_WHAT IS REQUIRED_
Pick out all lines of the entries that include the word "Read" and copy them.
-- begin DATA ENTRIES --
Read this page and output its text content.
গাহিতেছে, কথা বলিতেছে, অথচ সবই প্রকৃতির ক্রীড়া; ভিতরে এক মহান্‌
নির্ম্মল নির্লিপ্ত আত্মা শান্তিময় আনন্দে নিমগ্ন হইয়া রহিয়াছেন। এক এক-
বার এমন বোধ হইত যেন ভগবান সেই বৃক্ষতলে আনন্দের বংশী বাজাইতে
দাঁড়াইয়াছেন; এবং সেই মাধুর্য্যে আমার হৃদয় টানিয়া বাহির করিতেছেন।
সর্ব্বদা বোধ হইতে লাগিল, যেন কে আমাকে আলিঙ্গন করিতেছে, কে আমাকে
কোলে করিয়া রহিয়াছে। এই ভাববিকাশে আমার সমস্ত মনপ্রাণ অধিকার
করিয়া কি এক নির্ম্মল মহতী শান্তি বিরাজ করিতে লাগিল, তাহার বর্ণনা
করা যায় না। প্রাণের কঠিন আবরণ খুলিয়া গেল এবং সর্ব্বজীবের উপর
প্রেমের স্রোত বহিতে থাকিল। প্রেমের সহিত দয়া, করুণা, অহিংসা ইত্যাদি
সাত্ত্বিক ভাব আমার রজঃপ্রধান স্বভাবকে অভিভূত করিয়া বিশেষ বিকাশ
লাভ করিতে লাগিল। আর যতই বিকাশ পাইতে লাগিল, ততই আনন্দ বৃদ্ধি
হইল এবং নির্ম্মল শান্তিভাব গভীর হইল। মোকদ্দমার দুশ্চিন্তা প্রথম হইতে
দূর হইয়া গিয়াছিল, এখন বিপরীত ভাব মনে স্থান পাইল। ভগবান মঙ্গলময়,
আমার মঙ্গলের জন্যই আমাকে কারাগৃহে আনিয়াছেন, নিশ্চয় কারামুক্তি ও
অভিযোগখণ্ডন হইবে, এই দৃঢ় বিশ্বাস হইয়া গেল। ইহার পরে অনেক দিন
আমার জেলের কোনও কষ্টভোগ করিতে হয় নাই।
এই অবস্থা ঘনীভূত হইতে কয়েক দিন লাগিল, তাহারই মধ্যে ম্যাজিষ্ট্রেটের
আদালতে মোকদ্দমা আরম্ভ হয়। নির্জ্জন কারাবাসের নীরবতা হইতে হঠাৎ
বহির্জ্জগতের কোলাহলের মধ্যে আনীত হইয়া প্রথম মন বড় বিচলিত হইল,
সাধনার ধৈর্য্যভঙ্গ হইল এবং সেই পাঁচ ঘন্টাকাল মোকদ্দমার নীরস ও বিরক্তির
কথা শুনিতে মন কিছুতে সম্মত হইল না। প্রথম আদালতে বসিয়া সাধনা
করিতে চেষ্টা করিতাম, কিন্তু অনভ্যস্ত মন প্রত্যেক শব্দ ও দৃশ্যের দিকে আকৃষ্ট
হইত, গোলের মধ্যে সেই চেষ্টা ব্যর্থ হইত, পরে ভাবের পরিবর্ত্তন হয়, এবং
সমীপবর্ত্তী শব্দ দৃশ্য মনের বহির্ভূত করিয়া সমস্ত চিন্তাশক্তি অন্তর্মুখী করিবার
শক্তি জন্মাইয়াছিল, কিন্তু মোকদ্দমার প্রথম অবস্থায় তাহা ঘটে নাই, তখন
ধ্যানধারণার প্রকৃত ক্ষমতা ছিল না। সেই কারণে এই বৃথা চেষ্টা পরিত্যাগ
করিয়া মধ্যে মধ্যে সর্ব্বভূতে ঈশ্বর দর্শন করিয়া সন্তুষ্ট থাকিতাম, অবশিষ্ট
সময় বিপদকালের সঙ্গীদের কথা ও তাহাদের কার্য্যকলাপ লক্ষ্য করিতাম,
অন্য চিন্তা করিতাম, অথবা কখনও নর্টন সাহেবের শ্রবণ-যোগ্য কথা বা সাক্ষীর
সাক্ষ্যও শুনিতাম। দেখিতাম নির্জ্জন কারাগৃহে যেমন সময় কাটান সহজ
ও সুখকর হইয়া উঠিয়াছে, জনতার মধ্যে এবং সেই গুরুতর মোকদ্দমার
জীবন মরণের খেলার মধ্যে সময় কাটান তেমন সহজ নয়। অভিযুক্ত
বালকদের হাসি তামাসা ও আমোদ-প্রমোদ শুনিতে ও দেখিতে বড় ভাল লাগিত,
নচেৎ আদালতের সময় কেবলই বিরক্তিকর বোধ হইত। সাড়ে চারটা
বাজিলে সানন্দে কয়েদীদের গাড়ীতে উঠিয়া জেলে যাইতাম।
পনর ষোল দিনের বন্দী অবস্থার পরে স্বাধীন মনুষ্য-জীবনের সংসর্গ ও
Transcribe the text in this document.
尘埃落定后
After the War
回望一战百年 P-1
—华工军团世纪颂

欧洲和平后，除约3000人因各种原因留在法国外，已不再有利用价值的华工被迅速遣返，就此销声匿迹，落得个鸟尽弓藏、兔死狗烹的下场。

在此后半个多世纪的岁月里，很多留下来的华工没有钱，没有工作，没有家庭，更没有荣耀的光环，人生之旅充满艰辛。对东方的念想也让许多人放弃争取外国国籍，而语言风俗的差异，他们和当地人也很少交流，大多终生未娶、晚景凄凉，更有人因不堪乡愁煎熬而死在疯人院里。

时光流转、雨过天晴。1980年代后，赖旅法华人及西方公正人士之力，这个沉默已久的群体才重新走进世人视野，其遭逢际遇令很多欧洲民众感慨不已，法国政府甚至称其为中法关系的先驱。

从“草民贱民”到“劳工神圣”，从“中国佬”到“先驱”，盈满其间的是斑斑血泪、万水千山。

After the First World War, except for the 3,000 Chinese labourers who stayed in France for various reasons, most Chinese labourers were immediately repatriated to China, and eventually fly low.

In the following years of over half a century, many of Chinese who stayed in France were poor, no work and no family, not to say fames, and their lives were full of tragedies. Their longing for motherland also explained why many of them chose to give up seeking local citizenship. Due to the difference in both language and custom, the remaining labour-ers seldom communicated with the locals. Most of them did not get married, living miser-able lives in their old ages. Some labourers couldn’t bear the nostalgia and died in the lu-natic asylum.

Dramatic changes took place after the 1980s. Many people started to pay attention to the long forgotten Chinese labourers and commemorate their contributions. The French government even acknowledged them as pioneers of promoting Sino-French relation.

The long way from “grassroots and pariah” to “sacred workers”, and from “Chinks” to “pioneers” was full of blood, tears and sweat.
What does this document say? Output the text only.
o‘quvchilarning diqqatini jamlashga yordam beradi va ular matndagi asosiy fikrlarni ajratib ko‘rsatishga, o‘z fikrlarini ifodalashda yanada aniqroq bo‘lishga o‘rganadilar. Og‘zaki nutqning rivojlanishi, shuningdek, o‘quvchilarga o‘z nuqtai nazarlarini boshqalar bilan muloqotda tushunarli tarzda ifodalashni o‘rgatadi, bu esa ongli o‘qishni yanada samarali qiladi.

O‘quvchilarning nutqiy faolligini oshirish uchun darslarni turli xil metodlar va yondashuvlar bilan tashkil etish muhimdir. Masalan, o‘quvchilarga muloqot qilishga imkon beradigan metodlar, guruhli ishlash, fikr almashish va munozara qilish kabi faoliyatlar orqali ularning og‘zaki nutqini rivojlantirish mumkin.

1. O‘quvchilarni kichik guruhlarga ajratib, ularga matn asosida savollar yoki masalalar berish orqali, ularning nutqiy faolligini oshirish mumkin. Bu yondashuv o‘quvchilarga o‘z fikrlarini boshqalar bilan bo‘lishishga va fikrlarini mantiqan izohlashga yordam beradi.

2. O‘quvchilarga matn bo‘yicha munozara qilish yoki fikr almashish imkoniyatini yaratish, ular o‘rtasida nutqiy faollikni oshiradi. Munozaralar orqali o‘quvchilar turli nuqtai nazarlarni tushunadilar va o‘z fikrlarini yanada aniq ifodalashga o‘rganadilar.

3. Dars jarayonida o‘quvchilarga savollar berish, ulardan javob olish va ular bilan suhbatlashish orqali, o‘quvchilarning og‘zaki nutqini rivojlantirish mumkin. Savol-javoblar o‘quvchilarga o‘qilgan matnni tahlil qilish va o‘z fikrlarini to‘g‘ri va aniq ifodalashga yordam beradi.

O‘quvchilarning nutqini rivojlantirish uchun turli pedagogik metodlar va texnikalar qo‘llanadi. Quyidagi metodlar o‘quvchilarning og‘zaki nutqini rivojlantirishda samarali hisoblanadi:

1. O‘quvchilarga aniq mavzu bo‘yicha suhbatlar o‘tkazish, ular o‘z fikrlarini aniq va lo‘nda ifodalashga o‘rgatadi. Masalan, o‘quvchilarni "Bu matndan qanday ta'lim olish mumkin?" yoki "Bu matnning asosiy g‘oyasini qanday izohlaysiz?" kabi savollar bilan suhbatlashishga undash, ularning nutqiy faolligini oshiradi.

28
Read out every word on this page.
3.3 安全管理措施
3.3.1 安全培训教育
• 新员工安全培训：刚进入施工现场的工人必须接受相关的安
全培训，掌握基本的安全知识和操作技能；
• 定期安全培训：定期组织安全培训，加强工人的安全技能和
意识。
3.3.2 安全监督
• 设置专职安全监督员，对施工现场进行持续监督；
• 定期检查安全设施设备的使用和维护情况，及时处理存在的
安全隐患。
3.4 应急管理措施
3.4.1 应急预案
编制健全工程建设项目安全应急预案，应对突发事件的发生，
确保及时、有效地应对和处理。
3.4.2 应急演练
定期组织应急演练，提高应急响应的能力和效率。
-- end DATA ENTRIES --
_SOLUTION FOR THIS TASK_
Read this page and output its text content.
Read out every word on this page.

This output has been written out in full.